WHAT YOU ARE ASKED TO DO >> Below are some records; reproduce every one of them exactly.
>> START
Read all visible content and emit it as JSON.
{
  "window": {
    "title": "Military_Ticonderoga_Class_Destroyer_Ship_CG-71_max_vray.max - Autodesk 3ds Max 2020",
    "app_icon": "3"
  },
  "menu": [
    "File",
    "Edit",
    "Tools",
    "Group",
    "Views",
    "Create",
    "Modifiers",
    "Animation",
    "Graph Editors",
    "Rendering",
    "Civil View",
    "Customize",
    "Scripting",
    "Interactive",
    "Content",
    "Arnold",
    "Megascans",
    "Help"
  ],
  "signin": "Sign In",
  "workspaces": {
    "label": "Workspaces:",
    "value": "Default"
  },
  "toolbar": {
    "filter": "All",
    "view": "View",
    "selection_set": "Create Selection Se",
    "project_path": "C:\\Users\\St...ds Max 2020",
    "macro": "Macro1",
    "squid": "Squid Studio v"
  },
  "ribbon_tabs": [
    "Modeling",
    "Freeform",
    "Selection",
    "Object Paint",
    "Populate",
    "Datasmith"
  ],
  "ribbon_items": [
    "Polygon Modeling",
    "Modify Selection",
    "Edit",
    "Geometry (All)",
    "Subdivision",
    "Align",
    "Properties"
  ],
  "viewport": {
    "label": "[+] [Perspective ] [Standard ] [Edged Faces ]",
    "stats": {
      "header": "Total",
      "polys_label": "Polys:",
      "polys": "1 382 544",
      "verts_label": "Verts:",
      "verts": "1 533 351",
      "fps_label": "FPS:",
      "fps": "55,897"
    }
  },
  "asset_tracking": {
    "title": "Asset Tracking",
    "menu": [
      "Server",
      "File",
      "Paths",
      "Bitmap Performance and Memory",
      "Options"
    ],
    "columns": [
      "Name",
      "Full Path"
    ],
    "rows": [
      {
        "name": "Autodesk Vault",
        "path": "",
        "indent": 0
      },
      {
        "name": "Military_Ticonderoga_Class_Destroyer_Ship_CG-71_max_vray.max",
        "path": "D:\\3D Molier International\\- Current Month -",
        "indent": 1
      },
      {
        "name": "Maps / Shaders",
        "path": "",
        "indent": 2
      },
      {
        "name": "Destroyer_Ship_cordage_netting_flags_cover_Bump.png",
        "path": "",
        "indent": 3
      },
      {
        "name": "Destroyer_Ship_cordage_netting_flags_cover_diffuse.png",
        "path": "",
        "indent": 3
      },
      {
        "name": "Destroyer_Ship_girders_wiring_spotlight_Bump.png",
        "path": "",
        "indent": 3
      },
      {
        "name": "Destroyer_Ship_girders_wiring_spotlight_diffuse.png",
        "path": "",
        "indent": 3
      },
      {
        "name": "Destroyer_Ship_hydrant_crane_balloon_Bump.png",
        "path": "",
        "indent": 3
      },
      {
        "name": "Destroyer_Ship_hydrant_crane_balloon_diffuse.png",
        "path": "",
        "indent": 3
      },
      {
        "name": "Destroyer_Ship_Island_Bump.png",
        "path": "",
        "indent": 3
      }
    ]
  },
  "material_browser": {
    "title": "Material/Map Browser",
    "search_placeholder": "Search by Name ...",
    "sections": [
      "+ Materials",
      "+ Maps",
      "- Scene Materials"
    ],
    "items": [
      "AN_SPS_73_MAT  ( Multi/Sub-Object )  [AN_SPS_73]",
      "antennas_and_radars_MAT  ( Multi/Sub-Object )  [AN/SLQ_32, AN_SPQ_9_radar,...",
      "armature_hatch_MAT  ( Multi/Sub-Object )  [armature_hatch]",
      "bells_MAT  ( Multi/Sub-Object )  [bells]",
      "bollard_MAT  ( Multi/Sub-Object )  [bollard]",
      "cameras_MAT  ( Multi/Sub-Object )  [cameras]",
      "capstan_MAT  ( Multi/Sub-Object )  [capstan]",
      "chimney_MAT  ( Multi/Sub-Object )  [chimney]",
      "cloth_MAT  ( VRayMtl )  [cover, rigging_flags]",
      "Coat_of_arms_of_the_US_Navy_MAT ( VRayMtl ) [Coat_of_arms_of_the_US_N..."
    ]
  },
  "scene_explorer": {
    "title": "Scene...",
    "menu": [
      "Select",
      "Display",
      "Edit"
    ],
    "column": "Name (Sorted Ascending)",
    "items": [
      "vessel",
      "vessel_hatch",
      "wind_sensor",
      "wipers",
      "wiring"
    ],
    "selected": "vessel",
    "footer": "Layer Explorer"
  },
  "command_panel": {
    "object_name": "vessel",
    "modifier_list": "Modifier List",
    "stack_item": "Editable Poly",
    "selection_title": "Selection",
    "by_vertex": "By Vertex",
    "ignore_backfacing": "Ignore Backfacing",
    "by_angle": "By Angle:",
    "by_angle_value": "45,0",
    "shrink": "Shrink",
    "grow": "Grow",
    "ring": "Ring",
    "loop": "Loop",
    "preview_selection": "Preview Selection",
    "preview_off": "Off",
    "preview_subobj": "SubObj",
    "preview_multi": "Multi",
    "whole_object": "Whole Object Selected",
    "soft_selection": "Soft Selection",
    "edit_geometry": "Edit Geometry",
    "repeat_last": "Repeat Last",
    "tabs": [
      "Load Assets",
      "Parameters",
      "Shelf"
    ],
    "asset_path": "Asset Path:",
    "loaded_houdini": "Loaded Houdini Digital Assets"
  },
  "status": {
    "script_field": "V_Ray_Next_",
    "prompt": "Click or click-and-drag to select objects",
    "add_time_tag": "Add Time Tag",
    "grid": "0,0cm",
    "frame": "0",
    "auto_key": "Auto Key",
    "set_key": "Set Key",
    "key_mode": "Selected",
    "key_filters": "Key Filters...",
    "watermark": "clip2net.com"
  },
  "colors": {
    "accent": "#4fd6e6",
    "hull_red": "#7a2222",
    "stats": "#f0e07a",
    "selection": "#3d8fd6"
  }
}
>> END
IN RESPONSE >>
Read all visible content and emit it as JSON.
{
  "window": {
    "title": "Military_Ticonderoga_Class_Destroyer_Ship_CG-71_max_vray.max - Autodesk 3ds Max 2020",
    "app_icon": "3"
  },
  "menu": [
    "File",
    "Edit",
    "Tools",
    "Group",
    "Views",
    "Create",
    "Modifiers",
    "Animation",
    "Graph Editors",
    "Rendering",
    "Civil View",
    "Customize",
    "Scripting",
    "Interactive",
    "Content",
    "Arnold",
    "Megascans",
    "Help"
  ],
  "signin": "Sign In",
  "workspaces": {
    "label": "Workspaces:",
    "value": "Default"
  },
  "toolbar": {
    "filter": "All",
    "view": "View",
    "selection_set": "Create Selection Se",
    "project_path": "C:\\Users\\St...ds Max 2020",
    "macro": "Macro1",
    "squid": "Squid Studio v"
  },
  "ribbon_tabs": [
    "Modeling",
    "Freeform",
    "Selection",
    "Object Paint",
    "Populate",
    "Datasmith"
  ],
  "ribbon_items": [
    "Polygon Modeling",
    "Modify Selection",
    "Edit",
    "Geometry (All)",
    "Subdivision",
    "Align",
    "Properties"
  ],
  "viewport": {
    "label": "[+] [Perspective ] [Standard ] [Edged Faces ]",
    "stats": {
      "header": "Total",
      "polys_label": "Polys:",
      "polys": "1 382 544",
      "verts_label": "Verts:",
      "verts": "1 533 351",
      "fps_label": "FPS:",
      "fps": "55,897"
    }
  },
  "asset_tracking": {
    "title": "Asset Tracking",
    "menu": [
      "Server",
      "File",
      "Paths",
      "Bitmap Performance and Memory",
      "Options"
    ],
    "columns": [
      "Name",
      "Full Path"
    ],
    "rows": [
      {
        "name": "Autodesk Vault",
        "path": "",
        "indent": 0
      },
      {
        "name": "Military_Ticonderoga_Class_Destroyer_Ship_CG-71_max_vray.max",
        "path": "D:\\3D Molier International\\- Current Month -",
        "indent": 1
      },
      {
        "name": "Maps / Shaders",
        "path": "",
        "indent": 2
      },
      {
        "name": "Destroyer_Ship_cordage_netting_flags_cover_Bump.png",
        "path": "",
        "indent": 3
      },
      {
        "name": "Destroyer_Ship_cordage_netting_flags_cover_diffuse.png",
        "path": "",
        "indent": 3
      },
      {
        "name": "Destroyer_Ship_girders_wiring_spotlight_Bump.png",
        "path": "",
        "indent": 3
      },
      {
        "name": "Destroyer_Ship_girders_wiring_spotlight_diffuse.png",
        "path": "",
        "indent": 3
      },
      {
        "name": "Destroyer_Ship_hydrant_crane_balloon_Bump.png",
        "path": "",
        "indent": 3
      },
      {
        "name": "Destroyer_Ship_hydrant_crane_balloon_diffuse.png",
        "path": "",
        "indent": 3
      },
      {
        "name": "Destroyer_Ship_Island_Bump.png",
        "path": "",
        "indent": 3
      }
    ]
  },
  "material_browser": {
    "title": "Material/Map Browser",
    "search_placeholder": "Search by Name ...",
    "sections": [
      "+ Materials",
      "+ Maps",
      "- Scene Materials"
    ],
    "items": [
      "AN_SPS_73_MAT  ( Multi/Sub-Object )  [AN_SPS_73]",
      "antennas_and_radars_MAT  ( Multi/Sub-Object )  [AN/SLQ_32, AN_SPQ_9_radar,...",
      "armature_hatch_MAT  ( Multi/Sub-Object )  [armature_hatch]",
      "bells_MAT  ( Multi/Sub-Object )  [bells]",
      "bollard_MAT  ( Multi/Sub-Object )  [bollard]",
      "cameras_MAT  ( Multi/Sub-Object )  [cameras]",
      "capstan_MAT  ( Multi/Sub-Object )  [capstan]",
      "chimney_MAT  ( Multi/Sub-Object )  [chimney]",
      "cloth_MAT  ( VRayMtl )  [cover, rigging_flags]",
      "Coat_of_arms_of_the_US_Navy_MAT ( VRayMtl ) [Coat_of_arms_of_the_US_N..."
    ]
  },
  "scene_explorer": {
    "title": "Scene...",
    "menu": [
      "Select",
      "Display",
      "Edit"
    ],
    "column": "Name (Sorted Ascending)",
    "items": [
      "vessel",
      "vessel_hatch",
      "wind_sensor",
      "wipers",
      "wiring"
    ],
    "selected": "vessel",
    "footer": "Layer Explorer"
  },
  "command_panel": {
    "object_name": "vessel",
    "modifier_list": "Modifier List",
    "stack_item": "Editable Poly",
    "selection_title": "Selection",
    "by_vertex": "By Vertex",
    "ignore_backfacing": "Ignore Backfacing",
    "by_angle": "By Angle:",
    "by_angle_value": "45,0",
    "shrink": "Shrink",
    "grow": "Grow",
    "ring": "Ring",
    "loop": "Loop",
    "preview_selection": "Preview Selection",
    "preview_off": "Off",
    "preview_subobj": "SubObj",
    "preview_multi": "Multi",
    "whole_object": "Whole Object Selected",
    "soft_selection": "Soft Selection",
    "edit_geometry": "Edit Geometry",
    "repeat_last": "Repeat Last",
    "tabs": [
      "Load Assets",
      "Parameters",
      "Shelf"
    ],
    "asset_path": "Asset Path:",
    "loaded_houdini": "Loaded Houdini Digital Assets"
  },
  "status": {
    "script_field": "V_Ray_Next_",
    "prompt": "Click or click-and-drag to select objects",
    "add_time_tag": "Add Time Tag",
    "grid": "0,0cm",
    "frame": "0",
    "auto_key": "Auto Key",
    "set_key": "Set Key",
    "key_mode": "Selected",
    "key_filters": "Key Filters...",
    "watermark": "clip2net.com"
  },
  "colors": {
    "accent": "#4fd6e6",
    "hull_red": "#7a2222",
    "stats": "#f0e07a",
    "selection": "#3d8fd6"
  }
}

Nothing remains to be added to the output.